**PROBLEM STATEMENT:** Filter the records below down to lines containing "arrow".

Data items:
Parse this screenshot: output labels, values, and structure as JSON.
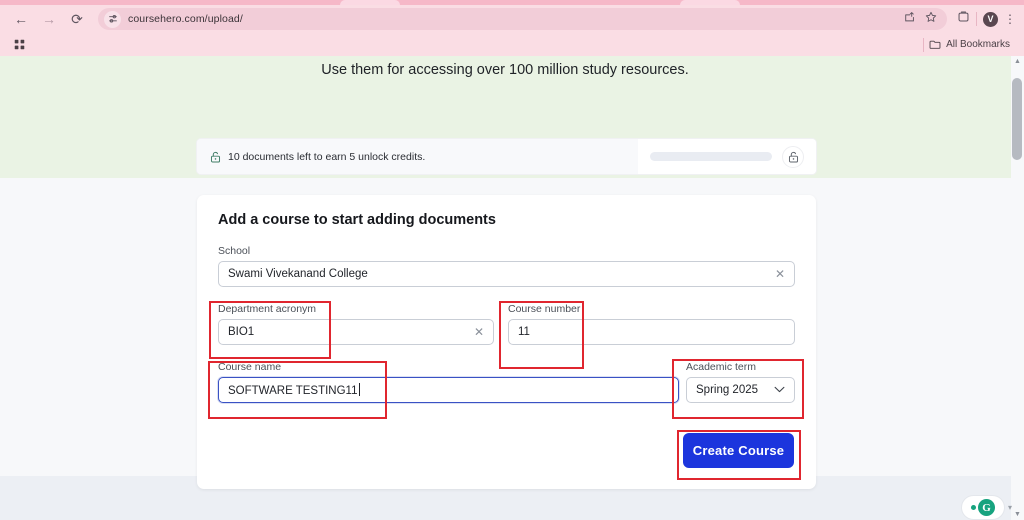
{
  "browser": {
    "url": "coursehero.com/upload/",
    "back_icon": "back-arrow-icon",
    "forward_icon": "forward-arrow-icon",
    "reload_icon": "reload-icon",
    "site_settings_icon": "site-settings-icon",
    "share_icon": "share-icon",
    "bookmark_icon": "star-icon",
    "extensions_icon": "extensions-icon",
    "profile_initial": "V",
    "menu_icon": "three-dot-menu-icon",
    "apps_icon": "apps-grid-icon",
    "bookmarks_label": "All Bookmarks",
    "bookmarks_folder_icon": "folder-icon"
  },
  "page": {
    "banner_text": "Use them for accessing over 100 million study resources.",
    "credits": {
      "lock_icon": "unlock-icon",
      "text": "10 documents left to earn 5 unlock credits.",
      "progress_percent": 0,
      "unlock_badge_icon": "unlock-icon"
    },
    "card": {
      "title": "Add a course to start adding documents",
      "fields": {
        "school": {
          "label": "School",
          "value": "Swami Vivekanand College",
          "clear_icon": "clear-x-icon"
        },
        "department_acronym": {
          "label": "Department acronym",
          "value": "BIO1",
          "clear_icon": "clear-x-icon"
        },
        "course_number": {
          "label": "Course number",
          "value": "11"
        },
        "course_name": {
          "label": "Course name",
          "value": "SOFTWARE TESTING11",
          "focused": true
        },
        "academic_term": {
          "label": "Academic term",
          "value": "Spring 2025",
          "chevron_icon": "chevron-down-icon"
        }
      },
      "submit_label": "Create Course"
    },
    "grammarly": {
      "logo_letter": "G",
      "caret_icon": "caret-down-icon"
    }
  },
  "colors": {
    "chrome_pink": "#fadde4",
    "green_band": "#eaf3e4",
    "accent_blue": "#1c35dd",
    "focus_blue": "#3a52c4",
    "annotation_red": "#e0262f",
    "grammarly_green": "#17a37f"
  }
}
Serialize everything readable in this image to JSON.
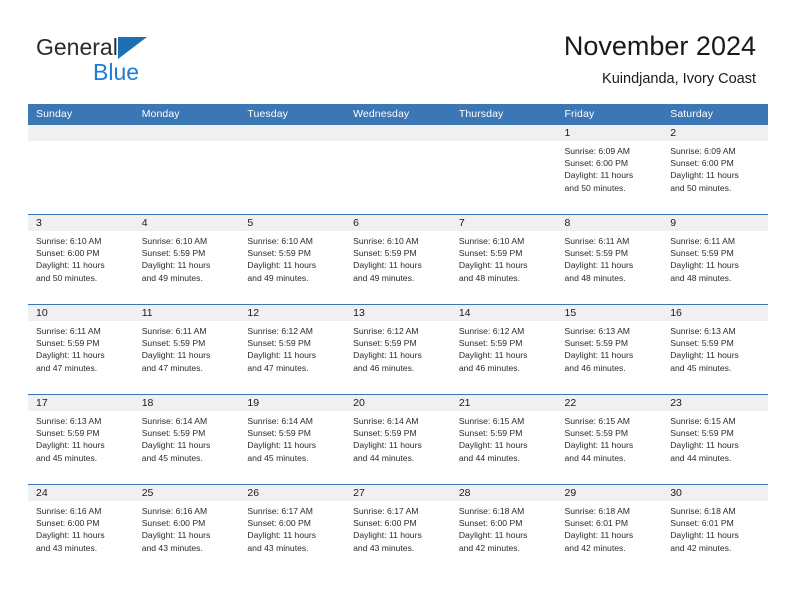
{
  "brand": {
    "name_part1": "General",
    "name_part2": "Blue",
    "flag_color": "#1a6fb5",
    "text_color": "#2b2b2b",
    "blue_color": "#1a7fd4"
  },
  "header": {
    "title": "November 2024",
    "subtitle": "Kuindjanda, Ivory Coast"
  },
  "theme": {
    "header_bar_color": "#3b76b5",
    "day_band_color": "#f0f0f0",
    "grid_line_color": "#3b76b5"
  },
  "weekdays": [
    "Sunday",
    "Monday",
    "Tuesday",
    "Wednesday",
    "Thursday",
    "Friday",
    "Saturday"
  ],
  "weeks": [
    [
      {
        "day": "",
        "lines": []
      },
      {
        "day": "",
        "lines": []
      },
      {
        "day": "",
        "lines": []
      },
      {
        "day": "",
        "lines": []
      },
      {
        "day": "",
        "lines": []
      },
      {
        "day": "1",
        "lines": [
          "Sunrise: 6:09 AM",
          "Sunset: 6:00 PM",
          "Daylight: 11 hours",
          "and 50 minutes."
        ]
      },
      {
        "day": "2",
        "lines": [
          "Sunrise: 6:09 AM",
          "Sunset: 6:00 PM",
          "Daylight: 11 hours",
          "and 50 minutes."
        ]
      }
    ],
    [
      {
        "day": "3",
        "lines": [
          "Sunrise: 6:10 AM",
          "Sunset: 6:00 PM",
          "Daylight: 11 hours",
          "and 50 minutes."
        ]
      },
      {
        "day": "4",
        "lines": [
          "Sunrise: 6:10 AM",
          "Sunset: 5:59 PM",
          "Daylight: 11 hours",
          "and 49 minutes."
        ]
      },
      {
        "day": "5",
        "lines": [
          "Sunrise: 6:10 AM",
          "Sunset: 5:59 PM",
          "Daylight: 11 hours",
          "and 49 minutes."
        ]
      },
      {
        "day": "6",
        "lines": [
          "Sunrise: 6:10 AM",
          "Sunset: 5:59 PM",
          "Daylight: 11 hours",
          "and 49 minutes."
        ]
      },
      {
        "day": "7",
        "lines": [
          "Sunrise: 6:10 AM",
          "Sunset: 5:59 PM",
          "Daylight: 11 hours",
          "and 48 minutes."
        ]
      },
      {
        "day": "8",
        "lines": [
          "Sunrise: 6:11 AM",
          "Sunset: 5:59 PM",
          "Daylight: 11 hours",
          "and 48 minutes."
        ]
      },
      {
        "day": "9",
        "lines": [
          "Sunrise: 6:11 AM",
          "Sunset: 5:59 PM",
          "Daylight: 11 hours",
          "and 48 minutes."
        ]
      }
    ],
    [
      {
        "day": "10",
        "lines": [
          "Sunrise: 6:11 AM",
          "Sunset: 5:59 PM",
          "Daylight: 11 hours",
          "and 47 minutes."
        ]
      },
      {
        "day": "11",
        "lines": [
          "Sunrise: 6:11 AM",
          "Sunset: 5:59 PM",
          "Daylight: 11 hours",
          "and 47 minutes."
        ]
      },
      {
        "day": "12",
        "lines": [
          "Sunrise: 6:12 AM",
          "Sunset: 5:59 PM",
          "Daylight: 11 hours",
          "and 47 minutes."
        ]
      },
      {
        "day": "13",
        "lines": [
          "Sunrise: 6:12 AM",
          "Sunset: 5:59 PM",
          "Daylight: 11 hours",
          "and 46 minutes."
        ]
      },
      {
        "day": "14",
        "lines": [
          "Sunrise: 6:12 AM",
          "Sunset: 5:59 PM",
          "Daylight: 11 hours",
          "and 46 minutes."
        ]
      },
      {
        "day": "15",
        "lines": [
          "Sunrise: 6:13 AM",
          "Sunset: 5:59 PM",
          "Daylight: 11 hours",
          "and 46 minutes."
        ]
      },
      {
        "day": "16",
        "lines": [
          "Sunrise: 6:13 AM",
          "Sunset: 5:59 PM",
          "Daylight: 11 hours",
          "and 45 minutes."
        ]
      }
    ],
    [
      {
        "day": "17",
        "lines": [
          "Sunrise: 6:13 AM",
          "Sunset: 5:59 PM",
          "Daylight: 11 hours",
          "and 45 minutes."
        ]
      },
      {
        "day": "18",
        "lines": [
          "Sunrise: 6:14 AM",
          "Sunset: 5:59 PM",
          "Daylight: 11 hours",
          "and 45 minutes."
        ]
      },
      {
        "day": "19",
        "lines": [
          "Sunrise: 6:14 AM",
          "Sunset: 5:59 PM",
          "Daylight: 11 hours",
          "and 45 minutes."
        ]
      },
      {
        "day": "20",
        "lines": [
          "Sunrise: 6:14 AM",
          "Sunset: 5:59 PM",
          "Daylight: 11 hours",
          "and 44 minutes."
        ]
      },
      {
        "day": "21",
        "lines": [
          "Sunrise: 6:15 AM",
          "Sunset: 5:59 PM",
          "Daylight: 11 hours",
          "and 44 minutes."
        ]
      },
      {
        "day": "22",
        "lines": [
          "Sunrise: 6:15 AM",
          "Sunset: 5:59 PM",
          "Daylight: 11 hours",
          "and 44 minutes."
        ]
      },
      {
        "day": "23",
        "lines": [
          "Sunrise: 6:15 AM",
          "Sunset: 5:59 PM",
          "Daylight: 11 hours",
          "and 44 minutes."
        ]
      }
    ],
    [
      {
        "day": "24",
        "lines": [
          "Sunrise: 6:16 AM",
          "Sunset: 6:00 PM",
          "Daylight: 11 hours",
          "and 43 minutes."
        ]
      },
      {
        "day": "25",
        "lines": [
          "Sunrise: 6:16 AM",
          "Sunset: 6:00 PM",
          "Daylight: 11 hours",
          "and 43 minutes."
        ]
      },
      {
        "day": "26",
        "lines": [
          "Sunrise: 6:17 AM",
          "Sunset: 6:00 PM",
          "Daylight: 11 hours",
          "and 43 minutes."
        ]
      },
      {
        "day": "27",
        "lines": [
          "Sunrise: 6:17 AM",
          "Sunset: 6:00 PM",
          "Daylight: 11 hours",
          "and 43 minutes."
        ]
      },
      {
        "day": "28",
        "lines": [
          "Sunrise: 6:18 AM",
          "Sunset: 6:00 PM",
          "Daylight: 11 hours",
          "and 42 minutes."
        ]
      },
      {
        "day": "29",
        "lines": [
          "Sunrise: 6:18 AM",
          "Sunset: 6:01 PM",
          "Daylight: 11 hours",
          "and 42 minutes."
        ]
      },
      {
        "day": "30",
        "lines": [
          "Sunrise: 6:18 AM",
          "Sunset: 6:01 PM",
          "Daylight: 11 hours",
          "and 42 minutes."
        ]
      }
    ]
  ]
}
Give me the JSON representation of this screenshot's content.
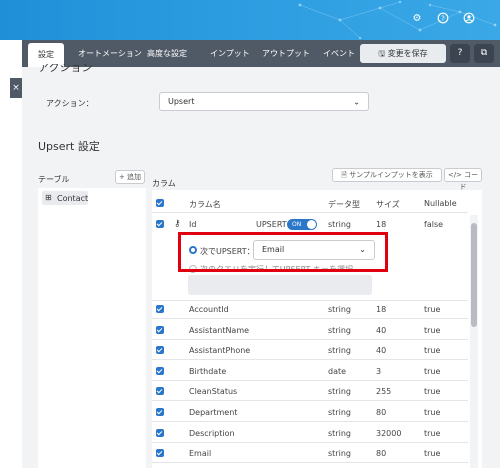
{
  "topbar": {
    "icons": [
      "gear-icon",
      "help-icon",
      "user-icon"
    ]
  },
  "tabs": [
    {
      "label": "設定",
      "active": true
    },
    {
      "label": "オートメーション"
    },
    {
      "label": "高度な設定"
    },
    {
      "label": "インプット"
    },
    {
      "label": "アウトプット"
    },
    {
      "label": "イベント"
    }
  ],
  "toolbar": {
    "save_label": "変更を保存",
    "help_icon": "help-icon",
    "external_icon": "external-link-icon"
  },
  "action_section": {
    "title": "アクション",
    "action_label": "アクション：",
    "action_value": "Upsert"
  },
  "upsert": {
    "title": "Upsert 設定",
    "table_label": "テーブル",
    "add_label": "+ 追加",
    "column_label": "カラム",
    "sample_btn": "サンプルインプットを表示",
    "code_btn": "</> コード",
    "tables": [
      {
        "name": "Contact",
        "icon": "table-icon"
      }
    ],
    "headers": [
      "カラム名",
      "データ型",
      "サイズ",
      "Nullable"
    ],
    "id_row": {
      "name": "Id",
      "upsert_label": "UPSERT",
      "toggle": "ON",
      "type": "string",
      "size": "18",
      "nullable": "false"
    },
    "upsert_options": {
      "option1_label": "次でUPSERT：",
      "option1_value": "Email",
      "option2_label": "次のクエリを実行してUPSERT キーを選択"
    },
    "rows": [
      {
        "name": "AccountId",
        "type": "string",
        "size": "18",
        "nullable": "true"
      },
      {
        "name": "AssistantName",
        "type": "string",
        "size": "40",
        "nullable": "true"
      },
      {
        "name": "AssistantPhone",
        "type": "string",
        "size": "40",
        "nullable": "true"
      },
      {
        "name": "Birthdate",
        "type": "date",
        "size": "3",
        "nullable": "true"
      },
      {
        "name": "CleanStatus",
        "type": "string",
        "size": "255",
        "nullable": "true"
      },
      {
        "name": "Department",
        "type": "string",
        "size": "80",
        "nullable": "true"
      },
      {
        "name": "Description",
        "type": "string",
        "size": "32000",
        "nullable": "true"
      },
      {
        "name": "Email",
        "type": "string",
        "size": "80",
        "nullable": "true"
      }
    ]
  },
  "colors": {
    "accent": "#2a77c9",
    "highlight": "#e0000f",
    "tabbar": "#505a66"
  }
}
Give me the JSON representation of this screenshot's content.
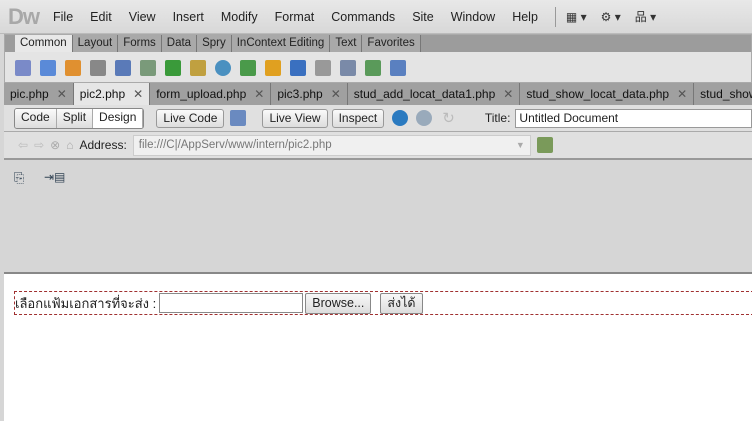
{
  "app": {
    "logo": "Dw"
  },
  "menu": [
    "File",
    "Edit",
    "View",
    "Insert",
    "Modify",
    "Format",
    "Commands",
    "Site",
    "Window",
    "Help"
  ],
  "menu_icons": [
    "layout-icon ▾",
    "gear-icon ▾",
    "site-icon ▾"
  ],
  "insert_tabs": [
    "Common",
    "Layout",
    "Forms",
    "Data",
    "Spry",
    "InContext Editing",
    "Text",
    "Favorites"
  ],
  "insert_active": "Common",
  "doc_tabs": [
    "pic.php",
    "pic2.php",
    "form_upload.php",
    "pic3.php",
    "stud_add_locat_data1.php",
    "stud_show_locat_data.php",
    "stud_show_st"
  ],
  "doc_tab_active": "pic2.php",
  "doc_toolbar": {
    "code": "Code",
    "split": "Split",
    "design": "Design",
    "live_code": "Live Code",
    "live_view": "Live View",
    "inspect": "Inspect",
    "title_label": "Title:",
    "title_value": "Untitled Document"
  },
  "address": {
    "label": "Address:",
    "value": "file:///C|/AppServ/www/intern/pic2.php"
  },
  "form": {
    "label": "เลือกแฟ้มเอกสารที่จะส่ง :",
    "browse": "Browse...",
    "submit": "ส่งได้"
  }
}
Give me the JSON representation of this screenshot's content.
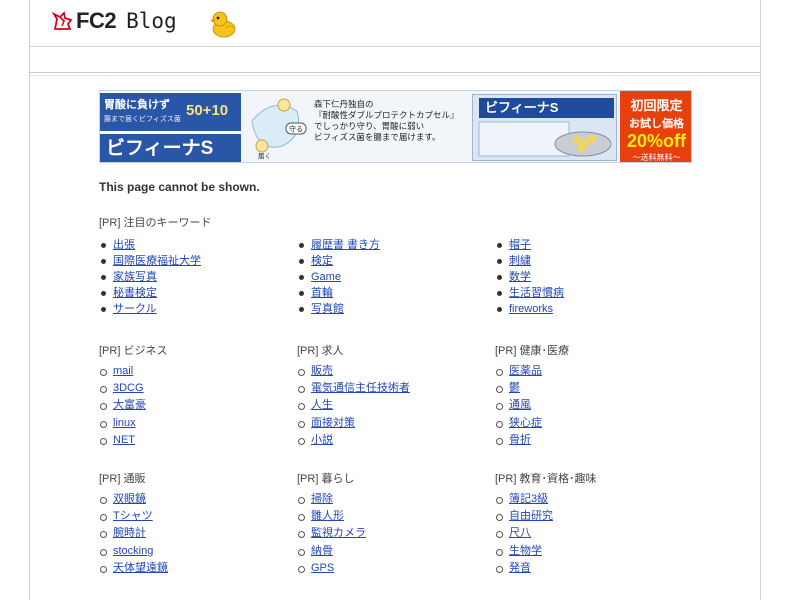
{
  "header": {
    "logo_text": "FC2",
    "blog_text": "Blog"
  },
  "banner": {
    "tag_line1": "胃酸に負けず",
    "tag_line2": "腸まで届くビフィズス菌",
    "tag_number": "50+10",
    "brand": "ビフィーナS",
    "copy": [
      "森下仁丹独自の",
      "『耐酸性ダブルプロテクトカプセル』",
      "でしっかり守り、胃酸に弱い",
      "ビフィズス菌を腸まで届けます。"
    ],
    "mid_label1": "守る",
    "mid_label2": "届く",
    "offer_line1": "初回限定",
    "offer_line2": "お試し価格",
    "offer_line3": "20%off",
    "offer_line4": "～送料無料～"
  },
  "message": "This page cannot be shown.",
  "featured": {
    "title": "[PR] 注目のキーワード",
    "columns": [
      [
        "出張",
        "国際医療福祉大学",
        "家族写真",
        "秘書検定",
        "サークル"
      ],
      [
        "履歴書 書き方",
        "検定",
        "Game",
        "首輪",
        "写真館"
      ],
      [
        "帽子",
        "刺繍",
        "数学",
        "生活習慣病",
        "fireworks"
      ]
    ]
  },
  "categories": [
    {
      "title": "[PR] ビジネス",
      "items": [
        "mail",
        "3DCG",
        "大富豪",
        "linux",
        "NET"
      ]
    },
    {
      "title": "[PR] 求人",
      "items": [
        "販売",
        "電気通信主任技術者",
        "人生",
        "面接対策",
        "小説"
      ]
    },
    {
      "title": "[PR] 健康･医療",
      "items": [
        "医薬品",
        "鬱",
        "通風",
        "狭心症",
        "骨折"
      ]
    },
    {
      "title": "[PR] 通販",
      "items": [
        "双眼鏡",
        "Tシャツ",
        "腕時計",
        "stocking",
        "天体望遠鏡"
      ]
    },
    {
      "title": "[PR] 暮らし",
      "items": [
        "掃除",
        "雛人形",
        "監視カメラ",
        "納骨",
        "GPS"
      ]
    },
    {
      "title": "[PR] 教育･資格･趣味",
      "items": [
        "簿記3級",
        "自由研究",
        "尺八",
        "生物学",
        "発音"
      ]
    }
  ]
}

**RESPONSE TO THE EXERCISE:**
    "back_icon": "back-arrow-icon",
    "forward_icon": "forward-arrow-icon",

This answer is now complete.